[Dataset entries]
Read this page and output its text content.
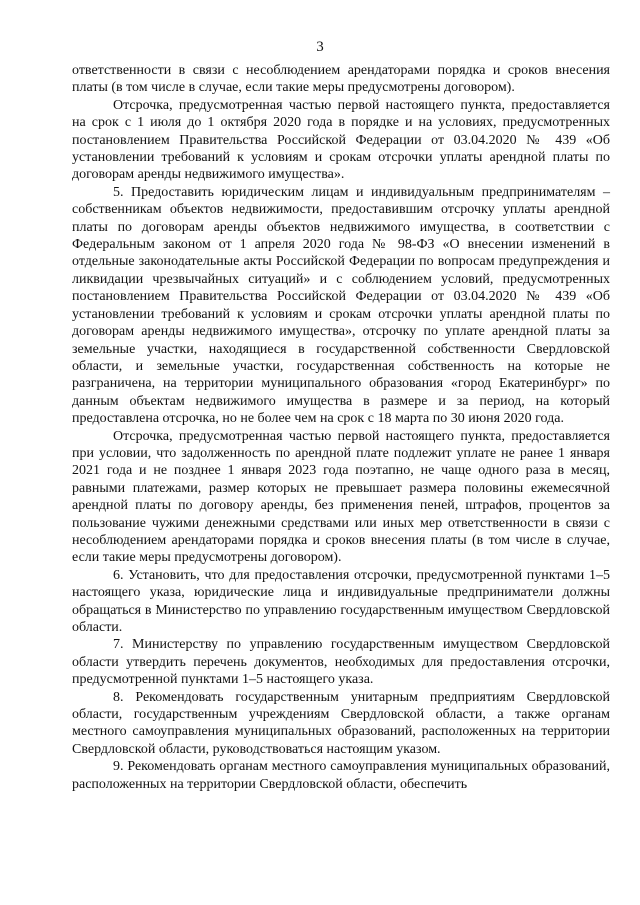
3

ответственности в связи с несоблюдением арендаторами порядка и сроков внесения платы (в том числе в случае, если такие меры предусмотрены договором).

Отсрочка, предусмотренная частью первой настоящего пункта, предоставляется на срок с 1 июля до 1 октября 2020 года в порядке и на условиях, предусмотренных постановлением Правительства Российской Федерации от 03.04.2020 № 439 «Об установлении требований к условиям и срокам отсрочки уплаты арендной платы по договорам аренды недвижимого имущества».

5. Предоставить юридическим лицам и индивидуальным предпринимателям – собственникам объектов недвижимости, предоставившим отсрочку уплаты арендной платы по договорам аренды объектов недвижимого имущества, в соответствии с Федеральным законом от 1 апреля 2020 года № 98-ФЗ «О внесении изменений в отдельные законодательные акты Российской Федерации по вопросам предупреждения и ликвидации чрезвычайных ситуаций» и с соблюдением условий, предусмотренных постановлением Правительства Российской Федерации от 03.04.2020 № 439 «Об установлении требований к условиям и срокам отсрочки уплаты арендной платы по договорам аренды недвижимого имущества», отсрочку по уплате арендной платы за земельные участки, находящиеся в государственной собственности Свердловской области, и земельные участки, государственная собственность на которые не разграничена, на территории муниципального образования «город Екатеринбург» по данным объектам недвижимого имущества в размере и за период, на который предоставлена отсрочка, но не более чем на срок с 18 марта по 30 июня 2020 года.

Отсрочка, предусмотренная частью первой настоящего пункта, предоставляется при условии, что задолженность по арендной плате подлежит уплате не ранее 1 января 2021 года и не позднее 1 января 2023 года поэтапно, не чаще одного раза в месяц, равными платежами, размер которых не превышает размера половины ежемесячной арендной платы по договору аренды, без применения пеней, штрафов, процентов за пользование чужими денежными средствами или иных мер ответственности в связи с несоблюдением арендаторами порядка и сроков внесения платы (в том числе в случае, если такие меры предусмотрены договором).

6. Установить, что для предоставления отсрочки, предусмотренной пунктами 1–5 настоящего указа, юридические лица и индивидуальные предприниматели должны обращаться в Министерство по управлению государственным имуществом Свердловской области.

7. Министерству по управлению государственным имуществом Свердловской области утвердить перечень документов, необходимых для предоставления отсрочки, предусмотренной пунктами 1–5 настоящего указа.

8. Рекомендовать государственным унитарным предприятиям Свердловской области, государственным учреждениям Свердловской области, а также органам местного самоуправления муниципальных образований, расположенных на территории Свердловской области, руководствоваться настоящим указом.

9. Рекомендовать органам местного самоуправления муниципальных образований, расположенных на территории Свердловской области, обеспечить
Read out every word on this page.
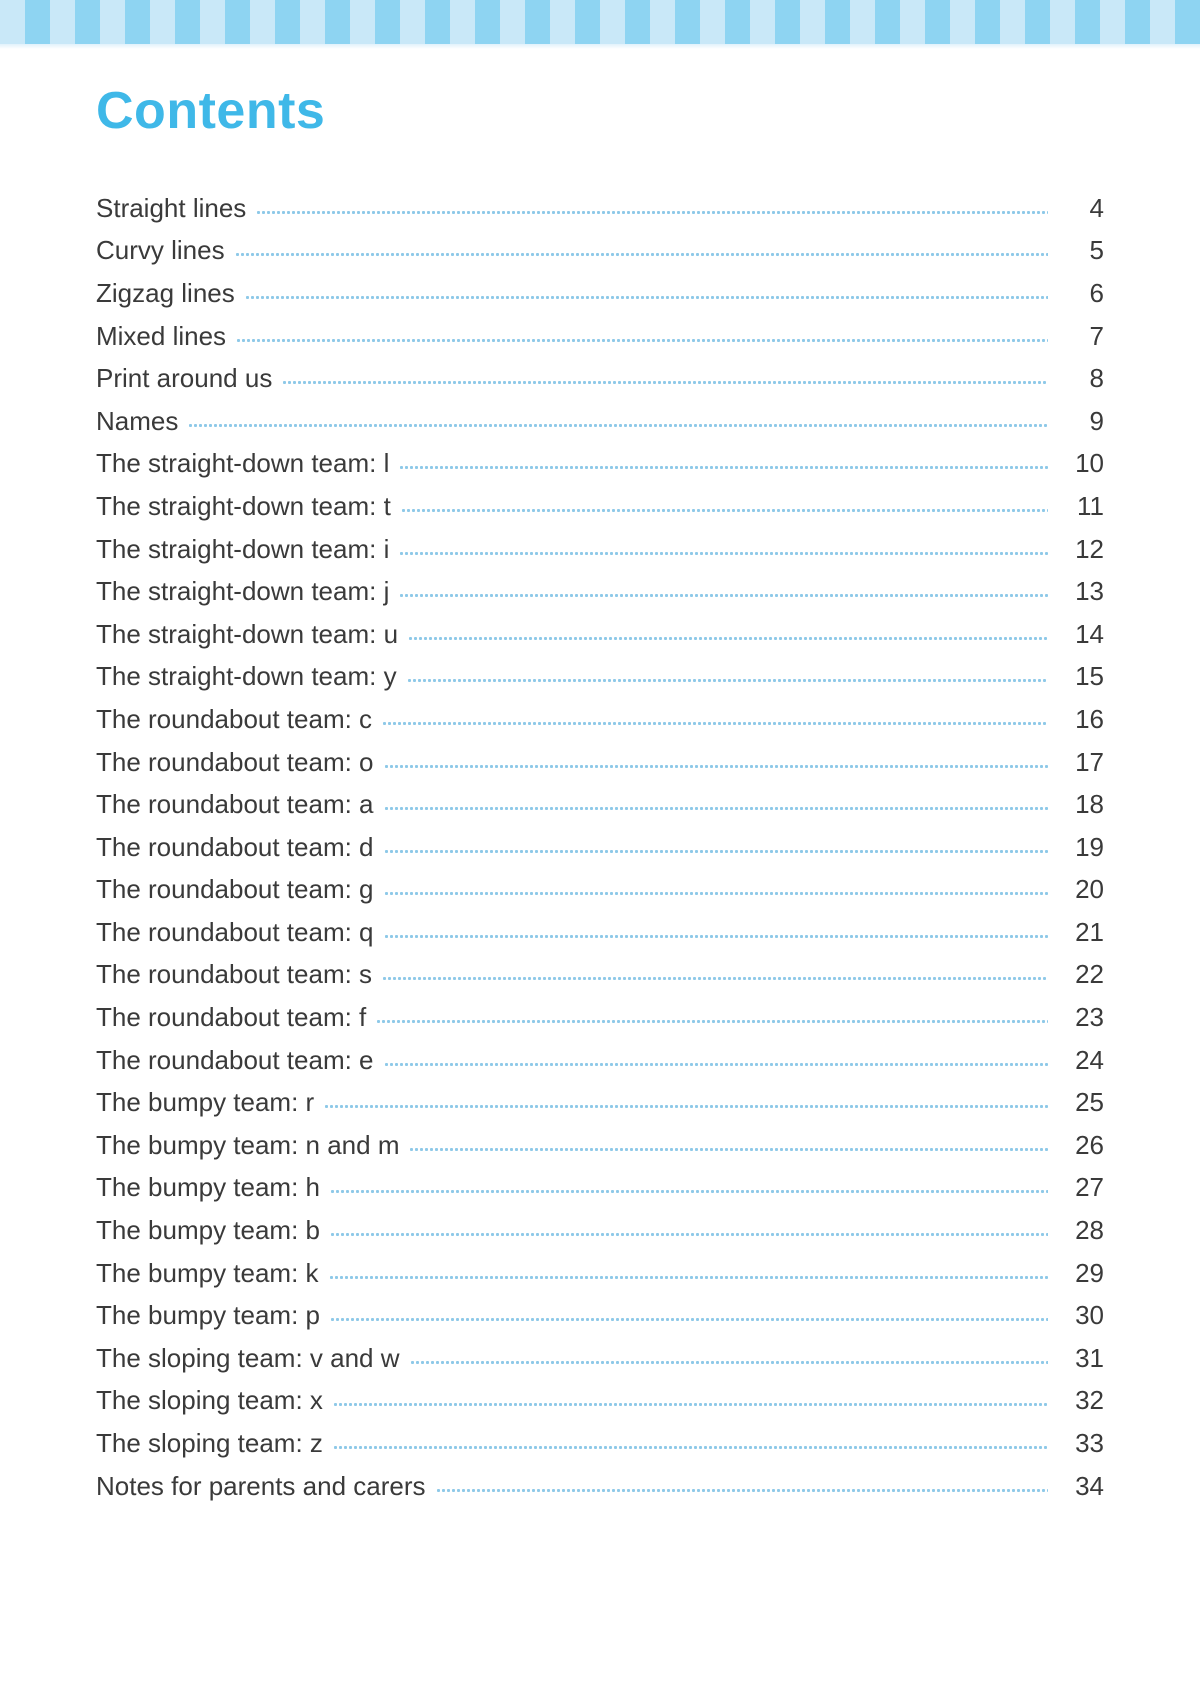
Contents
Straight lines	4
Curvy lines	5
Zigzag lines	6
Mixed lines	7
Print around us	8
Names	9
The straight-down team: l	10
The straight-down team: t	11
The straight-down team: i	12
The straight-down team: j	13
The straight-down team: u	14
The straight-down team: y	15
The roundabout team: c	16
The roundabout team: o	17
The roundabout team: a	18
The roundabout team: d	19
The roundabout team: g	20
The roundabout team: q	21
The roundabout team: s	22
The roundabout team: f	23
The roundabout team: e	24
The bumpy team: r	25
The bumpy team: n and m	26
The bumpy team: h	27
The bumpy team: b	28
The bumpy team: k	29
The bumpy team: p	30
The sloping team: v and w	31
The sloping team: x	32
The sloping team: z	33
Notes for parents and carers	34
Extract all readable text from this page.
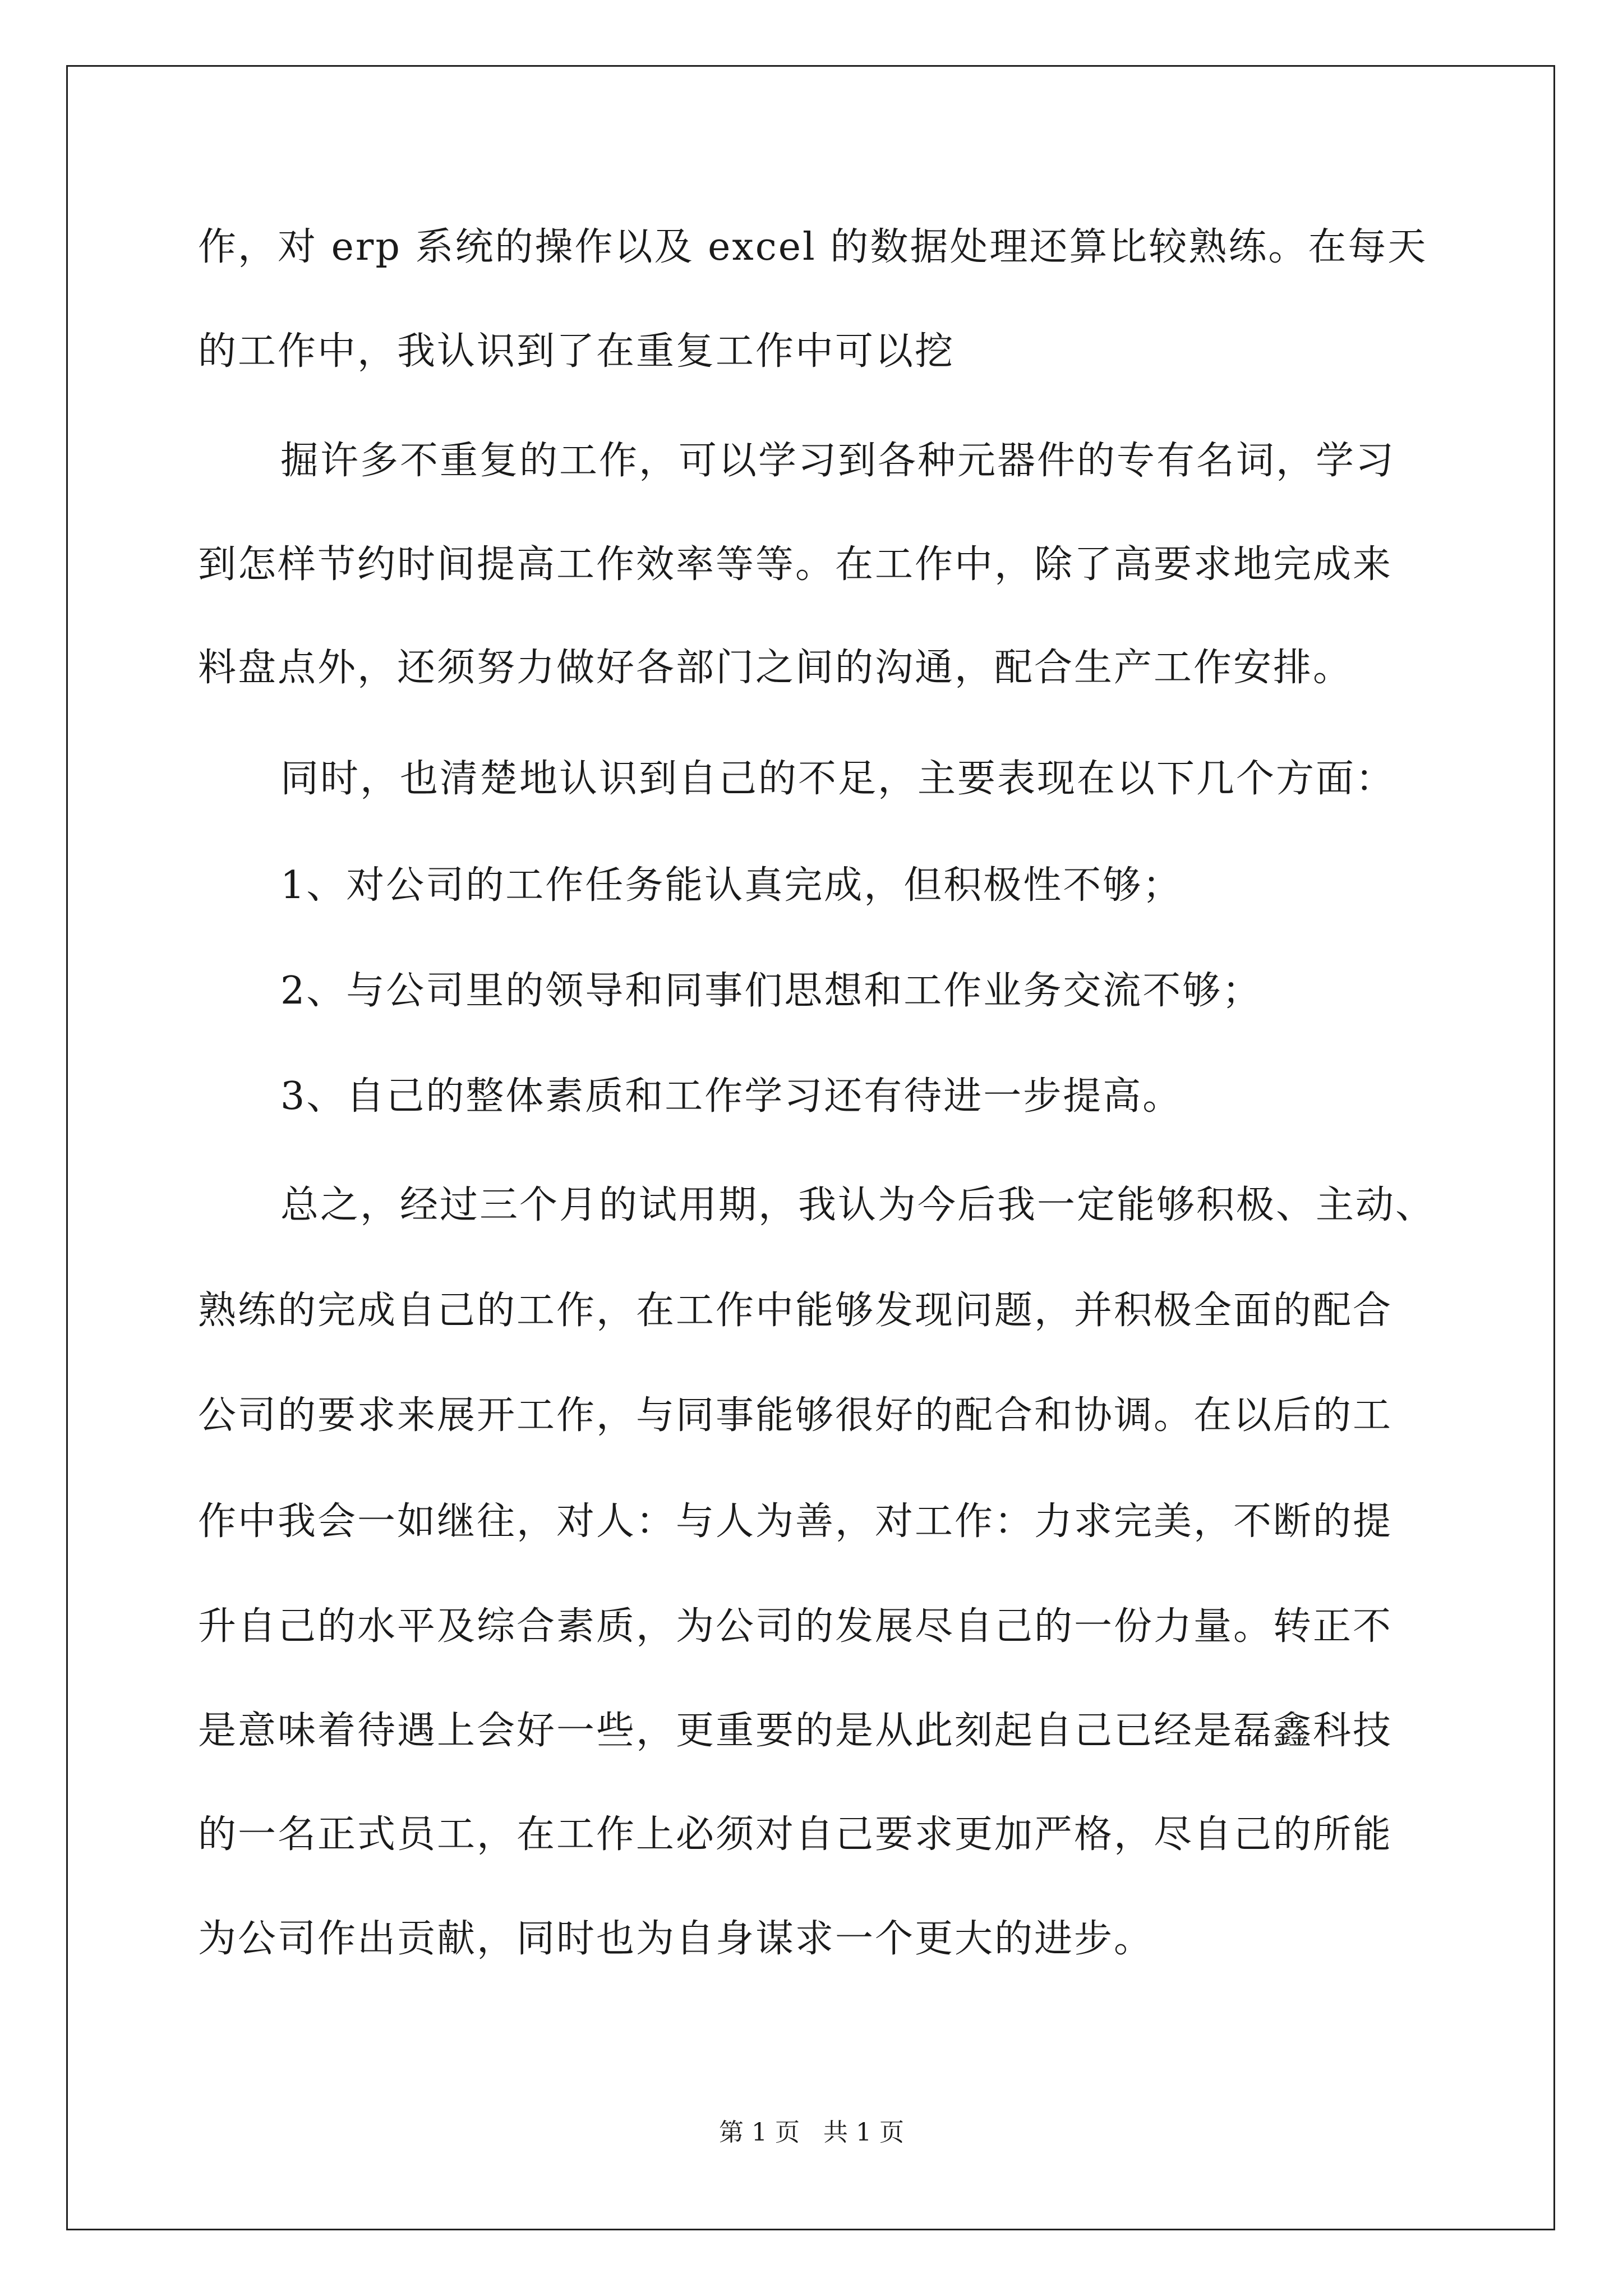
作，对 erp 系统的操作以及 excel 的数据处理还算比较熟练。在每天
的工作中，我认识到了在重复工作中可以挖
掘许多不重复的工作，可以学习到各种元器件的专有名词，学习
到怎样节约时间提高工作效率等等。在工作中，除了高要求地完成来
料盘点外，还须努力做好各部门之间的沟通，配合生产工作安排。
同时，也清楚地认识到自己的不足，主要表现在以下几个方面：
1、对公司的工作任务能认真完成，但积极性不够；
2、与公司里的领导和同事们思想和工作业务交流不够；
3、自己的整体素质和工作学习还有待进一步提高。
总之，经过三个月的试用期，我认为今后我一定能够积极、主动、
熟练的完成自己的工作，在工作中能够发现问题，并积极全面的配合
公司的要求来展开工作，与同事能够很好的配合和协调。在以后的工
作中我会一如继往，对人：与人为善，对工作：力求完美，不断的提
升自己的水平及综合素质，为公司的发展尽自己的一份力量。转正不
是意味着待遇上会好一些，更重要的是从此刻起自己已经是磊鑫科技
的一名正式员工，在工作上必须对自己要求更加严格，尽自己的所能
为公司作出贡献，同时也为自身谋求一个更大的进步。
第 1 页   共 1 页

▶ _WHAT YOU SHOULD DO_:
Please copy the lines above, starting at the one that holds "Extract all readable text from this page." and stopping after the last line, exactly as they appear and minus the pictures.

▶ _CORRECT RESPONSE_:
Extract all readable text from this page.
作，对 erp 系统的操作以及 excel 的数据处理还算比较熟练。在每天
的工作中，我认识到了在重复工作中可以挖
掘许多不重复的工作，可以学习到各种元器件的专有名词，学习
到怎样节约时间提高工作效率等等。在工作中，除了高要求地完成来
料盘点外，还须努力做好各部门之间的沟通，配合生产工作安排。
同时，也清楚地认识到自己的不足，主要表现在以下几个方面：
1、对公司的工作任务能认真完成，但积极性不够；
2、与公司里的领导和同事们思想和工作业务交流不够；
3、自己的整体素质和工作学习还有待进一步提高。
总之，经过三个月的试用期，我认为今后我一定能够积极、主动、
熟练的完成自己的工作，在工作中能够发现问题，并积极全面的配合
公司的要求来展开工作，与同事能够很好的配合和协调。在以后的工
作中我会一如继往，对人：与人为善，对工作：力求完美，不断的提
升自己的水平及综合素质，为公司的发展尽自己的一份力量。转正不
是意味着待遇上会好一些，更重要的是从此刻起自己已经是磊鑫科技
的一名正式员工，在工作上必须对自己要求更加严格，尽自己的所能
为公司作出贡献，同时也为自身谋求一个更大的进步。
第 1 页   共 1 页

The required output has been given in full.